▶ _DIRECTIVE_
In the items below, copy out without alteration every line from the one containing "progress-bar-fill <box>116 438 488 468</box>" down to the one containing "progress-bar-fill <box>797 1064", including both of those lines.

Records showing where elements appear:
--- Begin ---
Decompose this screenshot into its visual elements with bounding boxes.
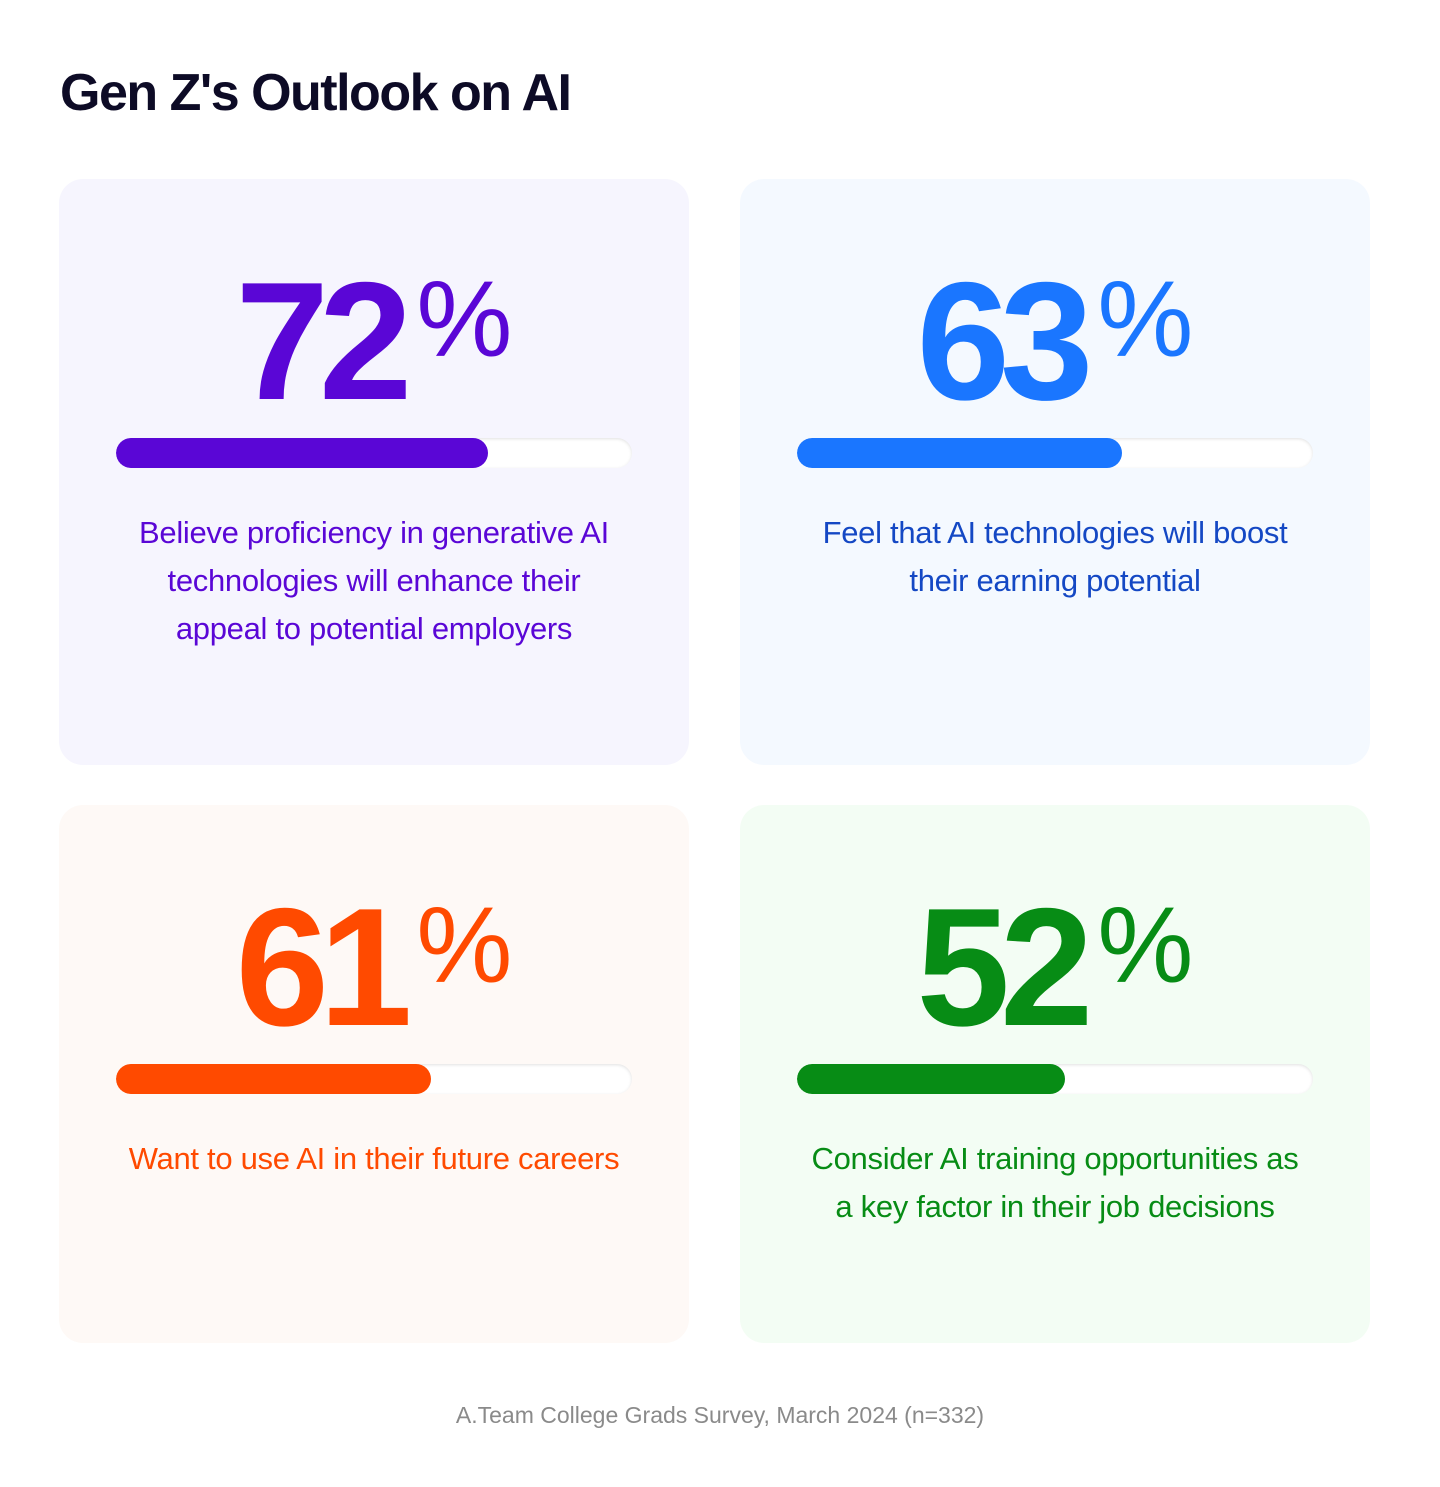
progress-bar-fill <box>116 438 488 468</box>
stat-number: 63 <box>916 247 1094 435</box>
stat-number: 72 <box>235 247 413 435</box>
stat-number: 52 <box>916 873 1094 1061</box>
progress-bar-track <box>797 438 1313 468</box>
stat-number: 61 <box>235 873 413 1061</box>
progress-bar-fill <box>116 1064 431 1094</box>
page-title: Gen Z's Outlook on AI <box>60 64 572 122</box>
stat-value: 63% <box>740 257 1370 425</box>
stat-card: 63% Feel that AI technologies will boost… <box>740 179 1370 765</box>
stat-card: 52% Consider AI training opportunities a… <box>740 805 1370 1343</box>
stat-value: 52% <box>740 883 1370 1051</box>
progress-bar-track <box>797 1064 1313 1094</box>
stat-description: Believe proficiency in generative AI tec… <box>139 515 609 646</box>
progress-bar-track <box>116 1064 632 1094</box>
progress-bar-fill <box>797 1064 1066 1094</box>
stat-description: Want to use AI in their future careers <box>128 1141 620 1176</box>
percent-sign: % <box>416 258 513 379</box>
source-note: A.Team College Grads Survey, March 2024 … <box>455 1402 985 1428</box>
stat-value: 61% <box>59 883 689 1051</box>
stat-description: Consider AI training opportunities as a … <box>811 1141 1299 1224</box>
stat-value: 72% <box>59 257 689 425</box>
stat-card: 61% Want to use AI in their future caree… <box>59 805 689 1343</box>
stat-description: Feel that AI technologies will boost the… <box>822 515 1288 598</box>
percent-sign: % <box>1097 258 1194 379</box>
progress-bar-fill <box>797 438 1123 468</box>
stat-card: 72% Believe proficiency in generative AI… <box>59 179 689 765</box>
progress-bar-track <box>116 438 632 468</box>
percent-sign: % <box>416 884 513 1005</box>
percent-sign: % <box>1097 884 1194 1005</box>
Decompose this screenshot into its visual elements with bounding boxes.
--- End ---
▶ _FINISHED EXERCISE_
progress-bar-fill <box>116 438 488 468</box>
stat-number: 63 <box>916 247 1094 435</box>
stat-number: 72 <box>235 247 413 435</box>
stat-number: 52 <box>916 873 1094 1061</box>
progress-bar-track <box>797 438 1313 468</box>
stat-number: 61 <box>235 873 413 1061</box>
progress-bar-fill <box>116 1064 431 1094</box>
page-title: Gen Z's Outlook on AI <box>60 64 572 122</box>
stat-value: 63% <box>740 257 1370 425</box>
stat-card: 63% Feel that AI technologies will boost… <box>740 179 1370 765</box>
stat-card: 52% Consider AI training opportunities a… <box>740 805 1370 1343</box>
stat-value: 52% <box>740 883 1370 1051</box>
progress-bar-track <box>797 1064 1313 1094</box>
stat-description: Believe proficiency in generative AI tec… <box>139 515 609 646</box>
progress-bar-track <box>116 1064 632 1094</box>
progress-bar-fill <box>797 1064 1066 1094</box>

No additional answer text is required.